**Job**
Reproduce all of the data exactly.

**Excerpted data**
────────────────────
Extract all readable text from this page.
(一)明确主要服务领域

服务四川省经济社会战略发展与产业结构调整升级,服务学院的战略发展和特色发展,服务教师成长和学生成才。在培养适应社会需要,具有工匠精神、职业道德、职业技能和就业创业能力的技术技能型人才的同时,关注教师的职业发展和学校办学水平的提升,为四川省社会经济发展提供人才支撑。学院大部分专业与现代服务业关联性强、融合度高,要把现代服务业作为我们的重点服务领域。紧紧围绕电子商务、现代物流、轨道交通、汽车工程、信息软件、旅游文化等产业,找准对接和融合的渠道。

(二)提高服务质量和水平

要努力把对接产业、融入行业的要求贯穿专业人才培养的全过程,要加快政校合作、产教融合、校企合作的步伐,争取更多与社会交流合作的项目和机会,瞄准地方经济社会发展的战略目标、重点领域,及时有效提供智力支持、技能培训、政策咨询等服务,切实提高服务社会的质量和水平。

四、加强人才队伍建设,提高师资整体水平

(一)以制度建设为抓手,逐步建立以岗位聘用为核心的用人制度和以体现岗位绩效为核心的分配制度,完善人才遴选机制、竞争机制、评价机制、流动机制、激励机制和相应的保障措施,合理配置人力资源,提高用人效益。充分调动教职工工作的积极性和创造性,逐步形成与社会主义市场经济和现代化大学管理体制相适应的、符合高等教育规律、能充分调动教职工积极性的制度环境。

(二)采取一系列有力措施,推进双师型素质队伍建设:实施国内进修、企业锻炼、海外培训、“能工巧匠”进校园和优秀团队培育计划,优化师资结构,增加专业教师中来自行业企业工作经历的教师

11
────────────────────
**Solution**
Extract all readable text from this page.
(一)明确主要服务领域

服务四川省经济社会战略发展与产业结构调整升级,服务学院的战略发展和特色发展,服务教师成长和学生成才。在培养适应社会需要,具有工匠精神、职业道德、职业技能和就业创业能力的技术技能型人才的同时,关注教师的职业发展和学校办学水平的提升,为四川省社会经济发展提供人才支撑。学院大部分专业与现代服务业关联性强、融合度高,要把现代服务业作为我们的重点服务领域。紧紧围绕电子商务、现代物流、轨道交通、汽车工程、信息软件、旅游文化等产业,找准对接和融合的渠道。

(二)提高服务质量和水平

要努力把对接产业、融入行业的要求贯穿专业人才培养的全过程,要加快政校合作、产教融合、校企合作的步伐,争取更多与社会交流合作的项目和机会,瞄准地方经济社会发展的战略目标、重点领域,及时有效提供智力支持、技能培训、政策咨询等服务,切实提高服务社会的质量和水平。

四、加强人才队伍建设,提高师资整体水平

(一)以制度建设为抓手,逐步建立以岗位聘用为核心的用人制度和以体现岗位绩效为核心的分配制度,完善人才遴选机制、竞争机制、评价机制、流动机制、激励机制和相应的保障措施,合理配置人力资源,提高用人效益。充分调动教职工工作的积极性和创造性,逐步形成与社会主义市场经济和现代化大学管理体制相适应的、符合高等教育规律、能充分调动教职工积极性的制度环境。

(二)采取一系列有力措施,推进双师型素质队伍建设:实施国内进修、企业锻炼、海外培训、“能工巧匠”进校园和优秀团队培育计划,优化师资结构,增加专业教师中来自行业企业工作经历的教师

11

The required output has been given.